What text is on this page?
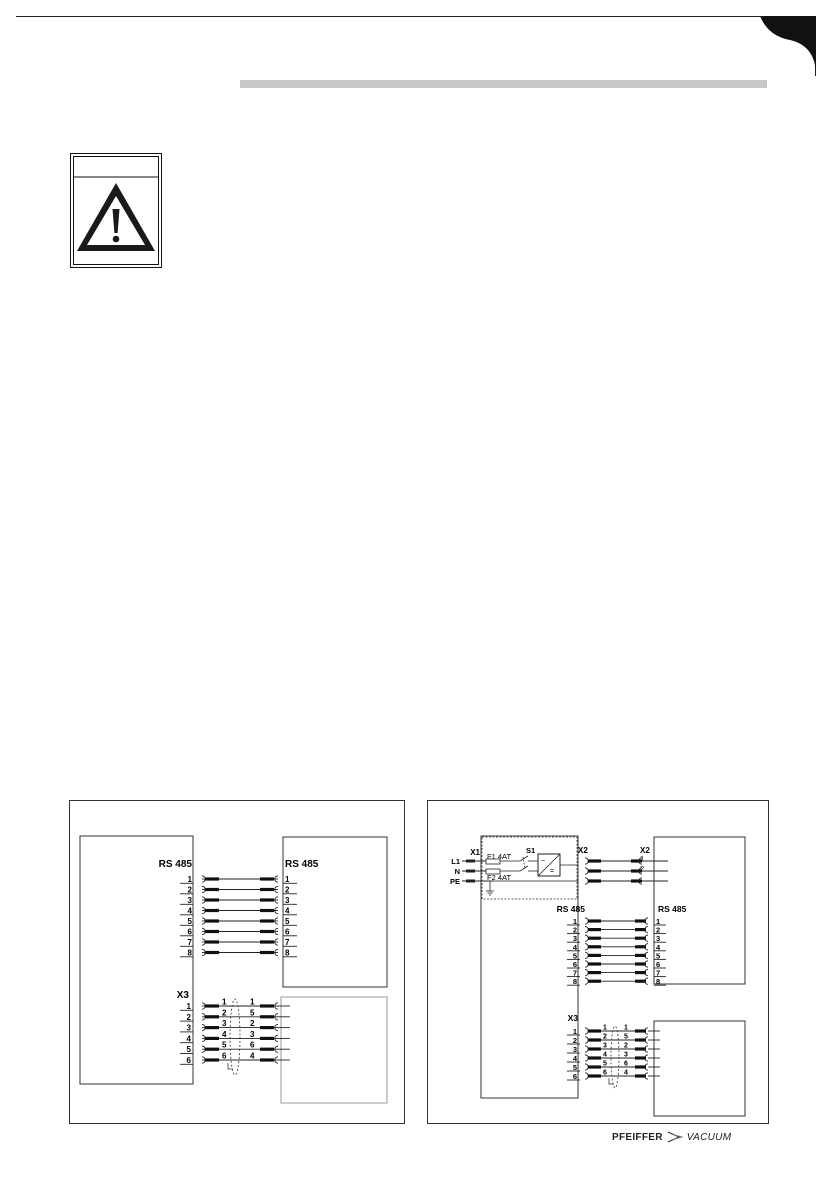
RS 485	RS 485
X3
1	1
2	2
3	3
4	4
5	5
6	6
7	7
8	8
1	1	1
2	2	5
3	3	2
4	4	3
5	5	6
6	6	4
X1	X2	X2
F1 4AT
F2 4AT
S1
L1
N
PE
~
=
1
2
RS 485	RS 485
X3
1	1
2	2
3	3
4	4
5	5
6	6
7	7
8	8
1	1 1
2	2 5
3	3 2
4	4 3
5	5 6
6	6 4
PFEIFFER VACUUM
--
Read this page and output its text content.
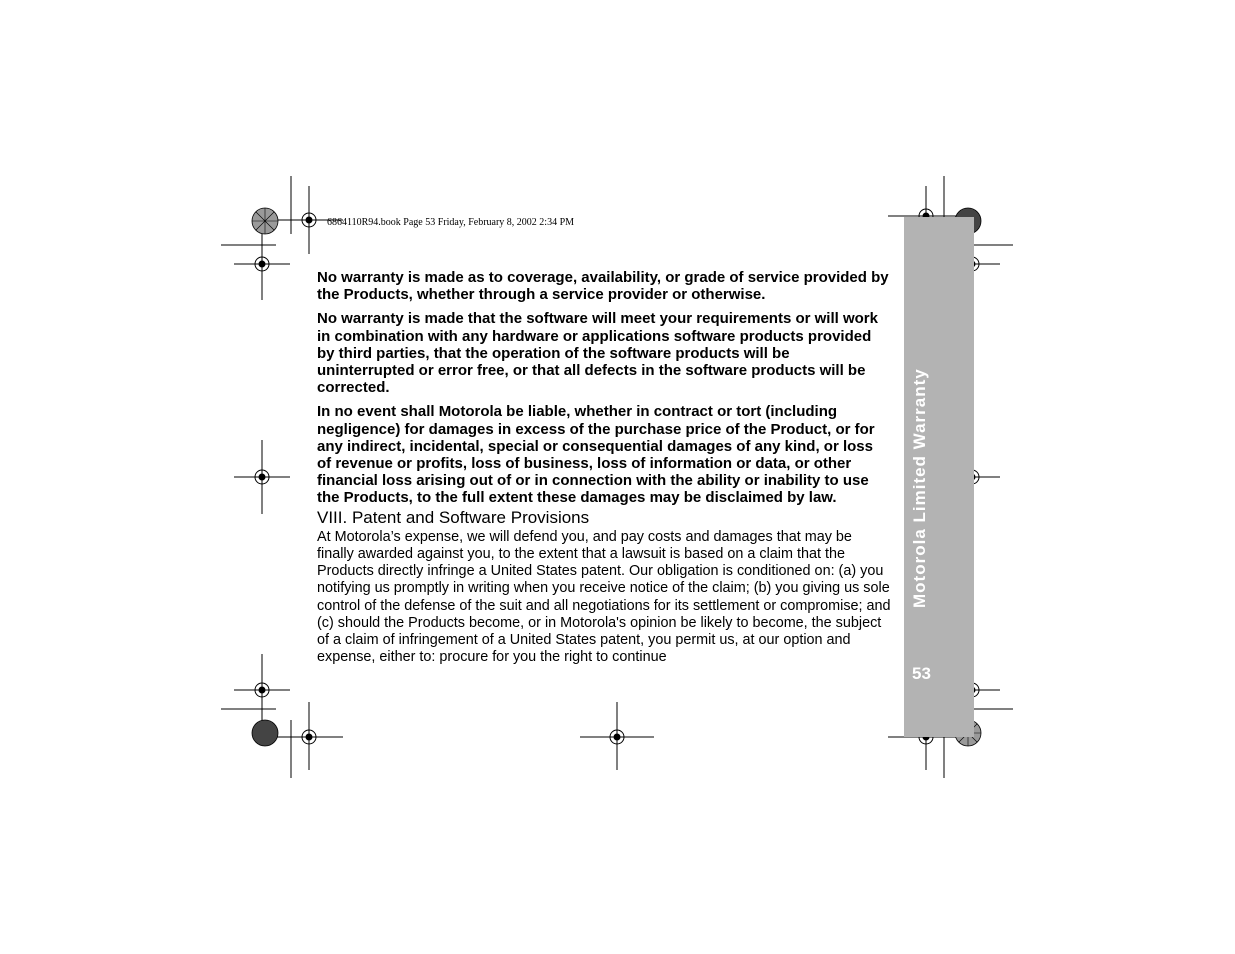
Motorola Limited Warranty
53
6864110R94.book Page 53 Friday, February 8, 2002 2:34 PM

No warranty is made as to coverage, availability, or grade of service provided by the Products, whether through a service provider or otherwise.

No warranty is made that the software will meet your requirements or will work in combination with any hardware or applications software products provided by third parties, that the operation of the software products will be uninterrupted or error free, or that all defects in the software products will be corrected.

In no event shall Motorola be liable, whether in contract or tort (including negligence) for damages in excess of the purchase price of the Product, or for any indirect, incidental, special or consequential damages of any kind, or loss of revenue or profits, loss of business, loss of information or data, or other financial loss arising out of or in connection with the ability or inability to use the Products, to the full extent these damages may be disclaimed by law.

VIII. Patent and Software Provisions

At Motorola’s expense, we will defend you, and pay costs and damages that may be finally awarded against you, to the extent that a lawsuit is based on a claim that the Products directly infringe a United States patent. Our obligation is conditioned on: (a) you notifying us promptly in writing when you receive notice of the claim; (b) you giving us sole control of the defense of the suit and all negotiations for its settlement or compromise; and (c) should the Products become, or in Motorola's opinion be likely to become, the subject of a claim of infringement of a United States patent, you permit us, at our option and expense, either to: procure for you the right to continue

Task: Across the entries above, how many lines contain "whether"? Provide only the count.

Complete response: 2